**DATASET CONTENT**
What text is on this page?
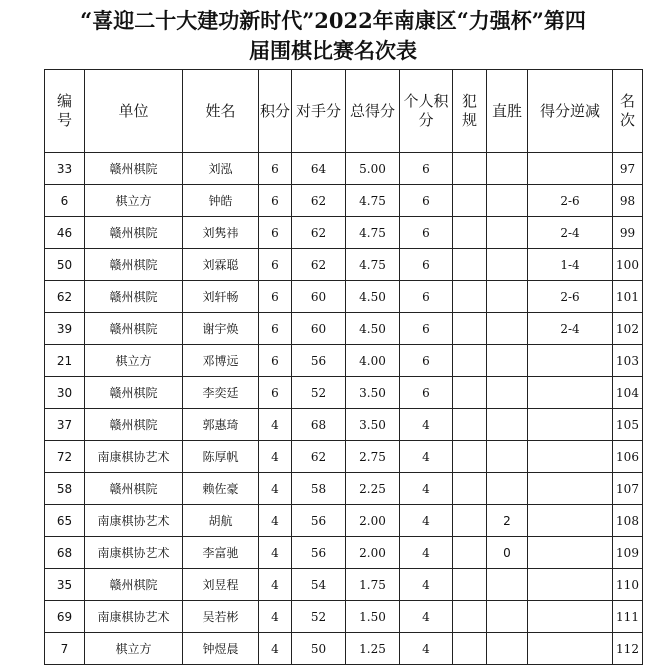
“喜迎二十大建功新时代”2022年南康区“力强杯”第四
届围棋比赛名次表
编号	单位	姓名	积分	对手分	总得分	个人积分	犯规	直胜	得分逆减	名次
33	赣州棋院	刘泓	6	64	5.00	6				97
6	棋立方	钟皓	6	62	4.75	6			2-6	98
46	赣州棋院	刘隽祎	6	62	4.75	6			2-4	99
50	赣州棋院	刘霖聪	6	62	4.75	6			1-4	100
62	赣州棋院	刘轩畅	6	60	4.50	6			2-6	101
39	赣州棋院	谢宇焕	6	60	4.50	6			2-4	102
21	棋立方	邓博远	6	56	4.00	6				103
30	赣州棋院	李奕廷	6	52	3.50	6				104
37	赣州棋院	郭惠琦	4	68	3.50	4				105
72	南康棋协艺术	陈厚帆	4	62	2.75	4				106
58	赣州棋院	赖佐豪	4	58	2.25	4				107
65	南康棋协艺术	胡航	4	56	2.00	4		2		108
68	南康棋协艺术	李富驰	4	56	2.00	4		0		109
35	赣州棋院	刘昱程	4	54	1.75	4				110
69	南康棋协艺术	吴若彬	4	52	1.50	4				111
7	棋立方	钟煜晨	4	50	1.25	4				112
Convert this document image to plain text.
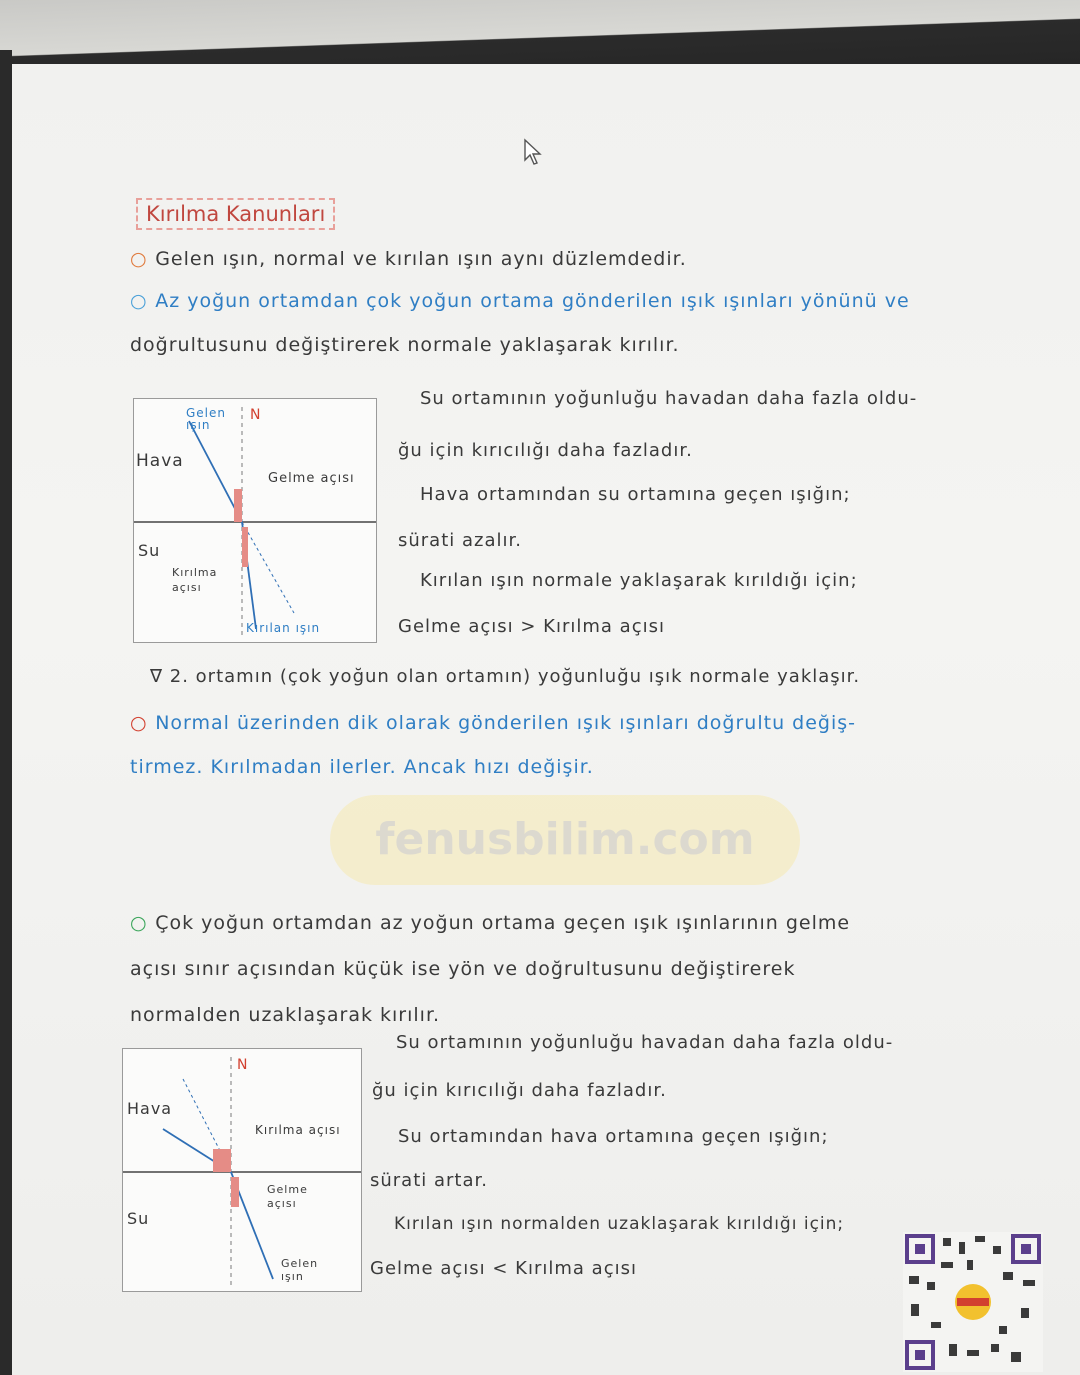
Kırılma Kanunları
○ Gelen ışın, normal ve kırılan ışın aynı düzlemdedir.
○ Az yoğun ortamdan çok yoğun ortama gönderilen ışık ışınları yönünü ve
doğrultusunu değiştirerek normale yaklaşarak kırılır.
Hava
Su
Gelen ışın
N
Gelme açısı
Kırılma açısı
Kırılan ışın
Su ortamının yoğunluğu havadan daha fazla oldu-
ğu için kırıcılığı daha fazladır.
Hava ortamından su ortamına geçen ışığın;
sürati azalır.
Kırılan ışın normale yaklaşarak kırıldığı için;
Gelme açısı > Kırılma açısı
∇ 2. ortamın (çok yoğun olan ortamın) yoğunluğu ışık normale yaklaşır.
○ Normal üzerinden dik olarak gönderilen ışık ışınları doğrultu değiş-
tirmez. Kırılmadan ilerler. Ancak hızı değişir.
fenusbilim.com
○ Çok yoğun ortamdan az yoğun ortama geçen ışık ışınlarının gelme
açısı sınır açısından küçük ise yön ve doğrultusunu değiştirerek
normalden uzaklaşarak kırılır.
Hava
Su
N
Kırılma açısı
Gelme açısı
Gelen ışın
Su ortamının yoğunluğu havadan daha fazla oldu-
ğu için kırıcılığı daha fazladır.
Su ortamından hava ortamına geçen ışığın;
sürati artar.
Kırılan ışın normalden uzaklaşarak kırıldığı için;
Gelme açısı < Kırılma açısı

**WHAT YOU ARE ASKED TO DO**
Extract every line of the data exactly; pictures stay out.

**FULL OUTPUT**
What text is on this page?
“喜迎二十大建功新时代”2022年南康区“力强杯”第四
届围棋比赛名次表
编号	单位	姓名	积分	对手分	总得分	个人积分	犯规	直胜	得分逆减	名次
33	赣州棋院	刘泓	6	64	5.00	6				97
6	棋立方	钟皓	6	62	4.75	6			2-6	98
46	赣州棋院	刘隽祎	6	62	4.75	6			2-4	99
50	赣州棋院	刘霖聪	6	62	4.75	6			1-4	100
62	赣州棋院	刘轩畅	6	60	4.50	6			2-6	101
39	赣州棋院	谢宇焕	6	60	4.50	6			2-4	102
21	棋立方	邓博远	6	56	4.00	6				103
30	赣州棋院	李奕廷	6	52	3.50	6				104
37	赣州棋院	郭惠琦	4	68	3.50	4				105
72	南康棋协艺术	陈厚帆	4	62	2.75	4				106
58	赣州棋院	赖佐豪	4	58	2.25	4				107
65	南康棋协艺术	胡航	4	56	2.00	4		2		108
68	南康棋协艺术	李富驰	4	56	2.00	4		0		109
35	赣州棋院	刘昱程	4	54	1.75	4				110
69	南康棋协艺术	吴若彬	4	52	1.50	4				111
7	棋立方	钟煜晨	4	50	1.25	4				112
Convert this document image to plain text.
Kırılma Kanunları
○ Gelen ışın, normal ve kırılan ışın aynı düzlemdedir.
○ Az yoğun ortamdan çok yoğun ortama gönderilen ışık ışınları yönünü ve
doğrultusunu değiştirerek normale yaklaşarak kırılır.
Hava
Su
Gelen ışın
N
Gelme açısı
Kırılma açısı
Kırılan ışın
Su ortamının yoğunluğu havadan daha fazla oldu-
ğu için kırıcılığı daha fazladır.
Hava ortamından su ortamına geçen ışığın;
sürati azalır.
Kırılan ışın normale yaklaşarak kırıldığı için;
Gelme açısı > Kırılma açısı
∇ 2. ortamın (çok yoğun olan ortamın) yoğunluğu ışık normale yaklaşır.
○ Normal üzerinden dik olarak gönderilen ışık ışınları doğrultu değiş-
tirmez. Kırılmadan ilerler. Ancak hızı değişir.
fenusbilim.com
○ Çok yoğun ortamdan az yoğun ortama geçen ışık ışınlarının gelme
açısı sınır açısından küçük ise yön ve doğrultusunu değiştirerek
normalden uzaklaşarak kırılır.
Hava
Su
N
Kırılma açısı
Gelme açısı
Gelen ışın
Su ortamının yoğunluğu havadan daha fazla oldu-
ğu için kırıcılığı daha fazladır.
Su ortamından hava ortamına geçen ışığın;
sürati artar.
Kırılan ışın normalden uzaklaşarak kırıldığı için;
Gelme açısı < Kırılma açısı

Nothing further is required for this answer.